Exercise prompt. Repeat each of the entries below character for character, changing nothing.

[Element location listings]
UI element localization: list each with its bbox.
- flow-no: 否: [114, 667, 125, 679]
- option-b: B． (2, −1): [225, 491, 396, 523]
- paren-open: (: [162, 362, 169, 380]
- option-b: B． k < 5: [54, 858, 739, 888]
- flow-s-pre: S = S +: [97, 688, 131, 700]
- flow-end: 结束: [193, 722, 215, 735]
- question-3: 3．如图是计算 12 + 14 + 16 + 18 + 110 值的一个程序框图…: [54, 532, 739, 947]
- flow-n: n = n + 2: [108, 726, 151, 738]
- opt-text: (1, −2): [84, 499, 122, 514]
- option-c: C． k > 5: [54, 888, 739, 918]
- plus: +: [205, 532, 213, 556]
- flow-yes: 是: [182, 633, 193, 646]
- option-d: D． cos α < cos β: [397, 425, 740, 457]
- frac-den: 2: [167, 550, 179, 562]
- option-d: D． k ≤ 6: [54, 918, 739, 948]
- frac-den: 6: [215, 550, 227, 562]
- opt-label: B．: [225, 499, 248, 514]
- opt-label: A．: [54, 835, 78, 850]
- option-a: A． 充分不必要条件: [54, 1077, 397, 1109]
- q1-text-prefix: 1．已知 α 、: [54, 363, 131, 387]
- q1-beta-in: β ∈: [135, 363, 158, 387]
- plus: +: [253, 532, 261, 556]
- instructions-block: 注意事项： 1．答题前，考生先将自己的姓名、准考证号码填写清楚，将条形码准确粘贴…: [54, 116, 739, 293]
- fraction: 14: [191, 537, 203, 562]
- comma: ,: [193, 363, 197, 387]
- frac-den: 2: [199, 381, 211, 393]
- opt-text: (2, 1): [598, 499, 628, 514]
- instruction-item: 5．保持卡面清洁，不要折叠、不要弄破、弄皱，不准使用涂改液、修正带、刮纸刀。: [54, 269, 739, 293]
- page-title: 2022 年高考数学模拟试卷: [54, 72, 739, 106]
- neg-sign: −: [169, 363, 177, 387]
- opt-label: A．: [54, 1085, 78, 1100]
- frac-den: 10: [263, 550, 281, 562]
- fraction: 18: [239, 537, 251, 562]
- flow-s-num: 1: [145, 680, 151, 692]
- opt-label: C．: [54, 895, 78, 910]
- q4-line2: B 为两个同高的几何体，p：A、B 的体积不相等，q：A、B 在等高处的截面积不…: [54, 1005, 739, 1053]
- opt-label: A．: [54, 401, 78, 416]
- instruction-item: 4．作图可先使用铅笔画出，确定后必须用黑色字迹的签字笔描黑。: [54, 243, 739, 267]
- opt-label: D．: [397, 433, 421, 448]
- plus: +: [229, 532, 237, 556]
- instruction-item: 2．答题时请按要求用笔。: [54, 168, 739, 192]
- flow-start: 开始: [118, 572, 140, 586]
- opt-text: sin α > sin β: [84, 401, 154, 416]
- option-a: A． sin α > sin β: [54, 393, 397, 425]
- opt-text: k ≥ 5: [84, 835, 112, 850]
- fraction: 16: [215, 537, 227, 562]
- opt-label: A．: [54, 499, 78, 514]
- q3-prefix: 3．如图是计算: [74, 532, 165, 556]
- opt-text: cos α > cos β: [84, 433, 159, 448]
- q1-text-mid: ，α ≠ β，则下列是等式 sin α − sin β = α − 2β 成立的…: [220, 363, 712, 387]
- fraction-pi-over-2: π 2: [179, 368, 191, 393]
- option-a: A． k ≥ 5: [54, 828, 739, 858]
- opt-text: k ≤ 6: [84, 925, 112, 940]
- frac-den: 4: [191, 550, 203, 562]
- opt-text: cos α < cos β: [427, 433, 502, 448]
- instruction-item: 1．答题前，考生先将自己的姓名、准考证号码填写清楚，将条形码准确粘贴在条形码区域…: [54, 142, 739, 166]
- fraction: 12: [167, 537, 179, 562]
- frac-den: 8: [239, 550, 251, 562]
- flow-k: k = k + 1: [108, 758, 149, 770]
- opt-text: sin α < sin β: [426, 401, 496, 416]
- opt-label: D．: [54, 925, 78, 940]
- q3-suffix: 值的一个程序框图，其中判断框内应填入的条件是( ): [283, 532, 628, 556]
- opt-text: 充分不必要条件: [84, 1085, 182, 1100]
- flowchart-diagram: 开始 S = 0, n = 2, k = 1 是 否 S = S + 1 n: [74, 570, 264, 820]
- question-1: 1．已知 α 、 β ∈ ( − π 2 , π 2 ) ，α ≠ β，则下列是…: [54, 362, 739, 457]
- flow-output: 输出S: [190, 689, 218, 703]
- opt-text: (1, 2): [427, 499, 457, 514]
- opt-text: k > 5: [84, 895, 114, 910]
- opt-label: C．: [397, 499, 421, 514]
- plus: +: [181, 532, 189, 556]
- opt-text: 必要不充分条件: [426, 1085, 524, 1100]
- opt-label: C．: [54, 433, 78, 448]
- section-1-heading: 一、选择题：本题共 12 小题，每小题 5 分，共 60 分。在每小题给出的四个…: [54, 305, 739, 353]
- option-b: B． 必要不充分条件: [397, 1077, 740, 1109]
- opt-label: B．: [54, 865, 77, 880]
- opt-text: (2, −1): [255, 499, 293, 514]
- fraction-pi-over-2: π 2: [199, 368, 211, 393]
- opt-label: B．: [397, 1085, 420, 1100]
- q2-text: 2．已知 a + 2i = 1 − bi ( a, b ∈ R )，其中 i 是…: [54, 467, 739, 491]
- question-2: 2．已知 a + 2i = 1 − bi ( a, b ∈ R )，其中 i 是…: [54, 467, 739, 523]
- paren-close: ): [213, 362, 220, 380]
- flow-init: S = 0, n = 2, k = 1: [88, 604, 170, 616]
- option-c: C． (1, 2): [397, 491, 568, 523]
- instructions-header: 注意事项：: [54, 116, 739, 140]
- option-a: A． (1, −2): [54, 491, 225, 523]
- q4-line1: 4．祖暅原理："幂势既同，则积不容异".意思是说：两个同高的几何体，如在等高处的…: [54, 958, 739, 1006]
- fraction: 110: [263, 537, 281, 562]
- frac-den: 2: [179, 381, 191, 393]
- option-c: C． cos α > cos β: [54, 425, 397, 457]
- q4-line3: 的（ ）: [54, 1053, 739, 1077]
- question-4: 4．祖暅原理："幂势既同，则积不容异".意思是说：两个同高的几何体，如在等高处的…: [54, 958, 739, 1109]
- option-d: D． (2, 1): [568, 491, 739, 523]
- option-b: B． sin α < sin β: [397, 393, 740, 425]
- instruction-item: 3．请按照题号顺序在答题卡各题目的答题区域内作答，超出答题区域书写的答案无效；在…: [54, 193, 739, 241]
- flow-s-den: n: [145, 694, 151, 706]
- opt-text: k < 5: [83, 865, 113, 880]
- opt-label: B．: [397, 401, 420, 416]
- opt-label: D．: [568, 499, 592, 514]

Solution.
UI element localization: list each with its bbox.
- flow-no: 否: [114, 667, 125, 679]
- option-b: B． (2, −1): [225, 491, 396, 523]
- paren-open: (: [162, 362, 169, 380]
- option-b: B． k < 5: [54, 858, 739, 888]
- flow-s-pre: S = S +: [97, 688, 131, 700]
- flow-end: 结束: [193, 722, 215, 735]
- question-3: 3．如图是计算 12 + 14 + 16 + 18 + 110 值的一个程序框图…: [54, 532, 739, 947]
- flow-n: n = n + 2: [108, 726, 151, 738]
- opt-text: (1, −2): [84, 499, 122, 514]
- option-c: C． k > 5: [54, 888, 739, 918]
- plus: +: [205, 532, 213, 556]
- flow-yes: 是: [182, 633, 193, 646]
- option-d: D． cos α < cos β: [397, 425, 740, 457]
- frac-den: 2: [167, 550, 179, 562]
- option-d: D． k ≤ 6: [54, 918, 739, 948]
- frac-den: 6: [215, 550, 227, 562]
- opt-label: B．: [225, 499, 248, 514]
- opt-label: A．: [54, 835, 78, 850]
- option-a: A． 充分不必要条件: [54, 1077, 397, 1109]
- q1-text-prefix: 1．已知 α 、: [54, 363, 131, 387]
- q1-beta-in: β ∈: [135, 363, 158, 387]
- plus: +: [253, 532, 261, 556]
- instructions-block: 注意事项： 1．答题前，考生先将自己的姓名、准考证号码填写清楚，将条形码准确粘贴…: [54, 116, 739, 293]
- fraction: 14: [191, 537, 203, 562]
- comma: ,: [193, 363, 197, 387]
- frac-den: 2: [199, 381, 211, 393]
- opt-text: (2, 1): [598, 499, 628, 514]
- instruction-item: 5．保持卡面清洁，不要折叠、不要弄破、弄皱，不准使用涂改液、修正带、刮纸刀。: [54, 269, 739, 293]
- page-title: 2022 年高考数学模拟试卷: [54, 72, 739, 106]
- neg-sign: −: [169, 363, 177, 387]
- opt-label: A．: [54, 1085, 78, 1100]
- frac-den: 10: [263, 550, 281, 562]
- fraction: 18: [239, 537, 251, 562]
- flow-s-num: 1: [145, 680, 151, 692]
- opt-label: C．: [54, 895, 78, 910]
- q4-line2: B 为两个同高的几何体，p：A、B 的体积不相等，q：A、B 在等高处的截面积不…: [54, 1005, 739, 1053]
- opt-label: A．: [54, 401, 78, 416]
- instruction-item: 4．作图可先使用铅笔画出，确定后必须用黑色字迹的签字笔描黑。: [54, 243, 739, 267]
- opt-label: D．: [397, 433, 421, 448]
- plus: +: [229, 532, 237, 556]
- instruction-item: 2．答题时请按要求用笔。: [54, 168, 739, 192]
- flow-start: 开始: [118, 572, 140, 586]
- opt-text: sin α > sin β: [84, 401, 154, 416]
- option-a: A． sin α > sin β: [54, 393, 397, 425]
- opt-text: k ≥ 5: [84, 835, 112, 850]
- fraction: 16: [215, 537, 227, 562]
- opt-label: A．: [54, 499, 78, 514]
- q3-prefix: 3．如图是计算: [74, 532, 165, 556]
- opt-text: cos α > cos β: [84, 433, 159, 448]
- q1-text-mid: ，α ≠ β，则下列是等式 sin α − sin β = α − 2β 成立的…: [220, 363, 712, 387]
- fraction-pi-over-2: π 2: [179, 368, 191, 393]
- option-a: A． k ≥ 5: [54, 828, 739, 858]
- opt-text: k ≤ 6: [84, 925, 112, 940]
- frac-den: 4: [191, 550, 203, 562]
- opt-text: cos α < cos β: [427, 433, 502, 448]
- instruction-item: 1．答题前，考生先将自己的姓名、准考证号码填写清楚，将条形码准确粘贴在条形码区域…: [54, 142, 739, 166]
- fraction: 12: [167, 537, 179, 562]
- frac-den: 8: [239, 550, 251, 562]
- flow-k: k = k + 1: [108, 758, 149, 770]
- opt-text: sin α < sin β: [426, 401, 496, 416]
- opt-label: D．: [54, 925, 78, 940]
- q3-suffix: 值的一个程序框图，其中判断框内应填入的条件是( ): [283, 532, 628, 556]
- opt-text: 充分不必要条件: [84, 1085, 182, 1100]
- flowchart-diagram: 开始 S = 0, n = 2, k = 1 是 否 S = S + 1 n: [74, 570, 264, 820]
- question-1: 1．已知 α 、 β ∈ ( − π 2 , π 2 ) ，α ≠ β，则下列是…: [54, 362, 739, 457]
- flow-output: 输出S: [190, 689, 218, 703]
- opt-text: (1, 2): [427, 499, 457, 514]
- opt-text: k > 5: [84, 895, 114, 910]
- opt-label: C．: [397, 499, 421, 514]
- plus: +: [181, 532, 189, 556]
- opt-text: 必要不充分条件: [426, 1085, 524, 1100]
- opt-label: C．: [54, 433, 78, 448]
- section-1-heading: 一、选择题：本题共 12 小题，每小题 5 分，共 60 分。在每小题给出的四个…: [54, 305, 739, 353]
- option-b: B． 必要不充分条件: [397, 1077, 740, 1109]
- opt-label: B．: [54, 865, 77, 880]
- opt-text: (2, −1): [255, 499, 293, 514]
- fraction-pi-over-2: π 2: [199, 368, 211, 393]
- opt-label: B．: [397, 1085, 420, 1100]
- q2-text: 2．已知 a + 2i = 1 − bi ( a, b ∈ R )，其中 i 是…: [54, 467, 739, 491]
- question-2: 2．已知 a + 2i = 1 − bi ( a, b ∈ R )，其中 i 是…: [54, 467, 739, 523]
- paren-close: ): [213, 362, 220, 380]
- flow-init: S = 0, n = 2, k = 1: [88, 604, 170, 616]
- option-c: C． (1, 2): [397, 491, 568, 523]
- instructions-header: 注意事项：: [54, 116, 739, 140]
- option-a: A． (1, −2): [54, 491, 225, 523]
- q4-line1: 4．祖暅原理："幂势既同，则积不容异".意思是说：两个同高的几何体，如在等高处的…: [54, 958, 739, 1006]
- fraction: 110: [263, 537, 281, 562]
- frac-den: 2: [179, 381, 191, 393]
- option-c: C． cos α > cos β: [54, 425, 397, 457]
- q4-line3: 的（ ）: [54, 1053, 739, 1077]
- question-4: 4．祖暅原理："幂势既同，则积不容异".意思是说：两个同高的几何体，如在等高处的…: [54, 958, 739, 1109]
- option-d: D． (2, 1): [568, 491, 739, 523]
- option-b: B． sin α < sin β: [397, 393, 740, 425]
- instruction-item: 3．请按照题号顺序在答题卡各题目的答题区域内作答，超出答题区域书写的答案无效；在…: [54, 193, 739, 241]
- flow-s-den: n: [145, 694, 151, 706]
- opt-text: k < 5: [83, 865, 113, 880]
- opt-label: B．: [397, 401, 420, 416]
- opt-label: D．: [568, 499, 592, 514]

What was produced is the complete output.